MATERIAL SHOWN —
[Begin]

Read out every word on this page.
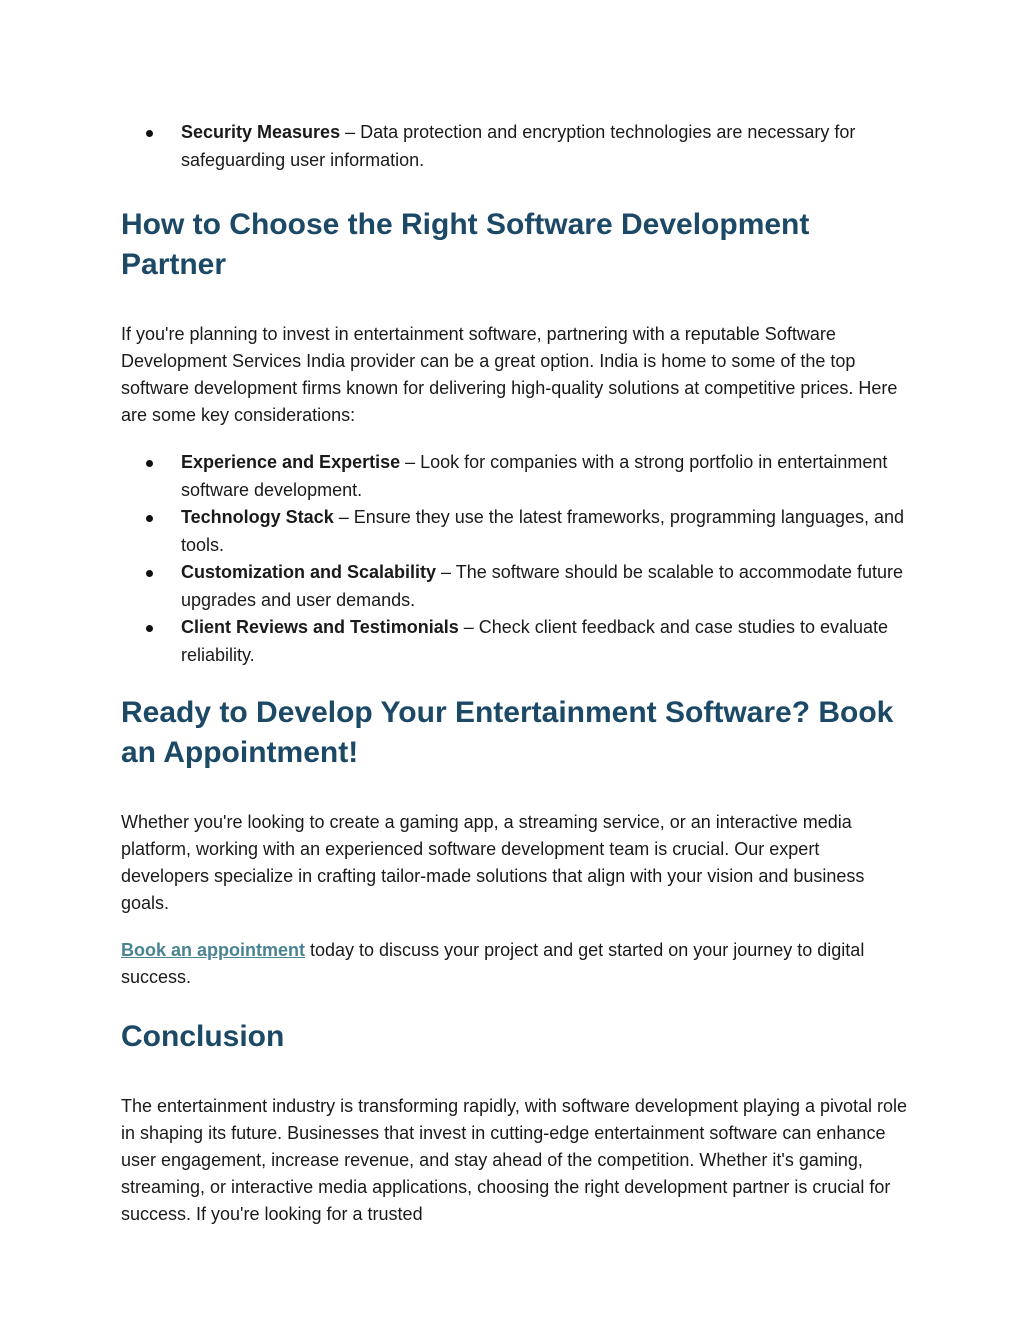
Security Measures – Data protection and encryption technologies are necessary for safeguarding user information.
How to Choose the Right Software Development Partner

If you're planning to invest in entertainment software, partnering with a reputable Software Development Services India provider can be a great option. India is home to some of the top software development firms known for delivering high-quality solutions at competitive prices. Here are some key considerations:

Experience and Expertise – Look for companies with a strong portfolio in entertainment software development.
Technology Stack – Ensure they use the latest frameworks, programming languages, and tools.
Customization and Scalability – The software should be scalable to accommodate future upgrades and user demands.
Client Reviews and Testimonials – Check client feedback and case studies to evaluate reliability.
Ready to Develop Your Entertainment Software? Book an Appointment!

Whether you're looking to create a gaming app, a streaming service, or an interactive media platform, working with an experienced software development team is crucial. Our expert developers specialize in crafting tailor-made solutions that align with your vision and business goals.

Book an appointment today to discuss your project and get started on your journey to digital success.

Conclusion

The entertainment industry is transforming rapidly, with software development playing a pivotal role in shaping its future. Businesses that invest in cutting-edge entertainment software can enhance user engagement, increase revenue, and stay ahead of the competition. Whether it's gaming, streaming, or interactive media applications, choosing the right development partner is crucial for success. If you're looking for a trusted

[End]

YOUR TASK —
Pictures in the records above should not be copied. Repeat everything else exactly.

EXERCISE SOLUTION —
Read out every word on this page.
Security Measures – Data protection and encryption technologies are necessary for safeguarding user information.
How to Choose the Right Software Development Partner

If you're planning to invest in entertainment software, partnering with a reputable Software Development Services India provider can be a great option. India is home to some of the top software development firms known for delivering high-quality solutions at competitive prices. Here are some key considerations:

Experience and Expertise – Look for companies with a strong portfolio in entertainment software development.
Technology Stack – Ensure they use the latest frameworks, programming languages, and tools.
Customization and Scalability – The software should be scalable to accommodate future upgrades and user demands.
Client Reviews and Testimonials – Check client feedback and case studies to evaluate reliability.
Ready to Develop Your Entertainment Software? Book an Appointment!

Whether you're looking to create a gaming app, a streaming service, or an interactive media platform, working with an experienced software development team is crucial. Our expert developers specialize in crafting tailor-made solutions that align with your vision and business goals.

Book an appointment today to discuss your project and get started on your journey to digital success.

Conclusion

The entertainment industry is transforming rapidly, with software development playing a pivotal role in shaping its future. Businesses that invest in cutting-edge entertainment software can enhance user engagement, increase revenue, and stay ahead of the competition. Whether it's gaming, streaming, or interactive media applications, choosing the right development partner is crucial for success. If you're looking for a trusted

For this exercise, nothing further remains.